### [Instructions to follow]
Records follow. Select each line holding "Match".

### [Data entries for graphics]

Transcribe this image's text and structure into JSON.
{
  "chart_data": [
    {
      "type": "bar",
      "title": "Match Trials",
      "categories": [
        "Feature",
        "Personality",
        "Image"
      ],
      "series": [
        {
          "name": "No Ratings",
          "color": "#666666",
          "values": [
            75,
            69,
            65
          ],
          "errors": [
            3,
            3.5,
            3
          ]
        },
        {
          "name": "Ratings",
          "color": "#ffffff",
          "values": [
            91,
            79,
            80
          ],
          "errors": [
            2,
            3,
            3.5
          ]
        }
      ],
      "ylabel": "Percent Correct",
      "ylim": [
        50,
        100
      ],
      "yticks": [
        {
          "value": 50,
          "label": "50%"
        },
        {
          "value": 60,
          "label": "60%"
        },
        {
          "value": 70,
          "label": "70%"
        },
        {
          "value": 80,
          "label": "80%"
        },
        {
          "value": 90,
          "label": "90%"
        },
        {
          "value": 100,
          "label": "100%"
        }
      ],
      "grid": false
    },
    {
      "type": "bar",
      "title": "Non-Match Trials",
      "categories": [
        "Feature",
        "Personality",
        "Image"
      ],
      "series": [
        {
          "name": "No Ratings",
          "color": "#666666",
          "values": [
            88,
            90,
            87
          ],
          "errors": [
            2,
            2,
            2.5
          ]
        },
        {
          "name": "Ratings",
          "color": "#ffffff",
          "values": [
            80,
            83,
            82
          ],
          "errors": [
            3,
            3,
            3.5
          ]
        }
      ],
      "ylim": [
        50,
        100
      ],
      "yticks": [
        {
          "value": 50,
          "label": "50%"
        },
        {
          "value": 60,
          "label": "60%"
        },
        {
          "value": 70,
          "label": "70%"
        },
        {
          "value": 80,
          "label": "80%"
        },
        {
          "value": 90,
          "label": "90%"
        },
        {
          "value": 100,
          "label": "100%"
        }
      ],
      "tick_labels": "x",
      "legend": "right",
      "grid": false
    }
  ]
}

### [Response]
      "title": "Match Trials",
      "title": "Non-Match Trials",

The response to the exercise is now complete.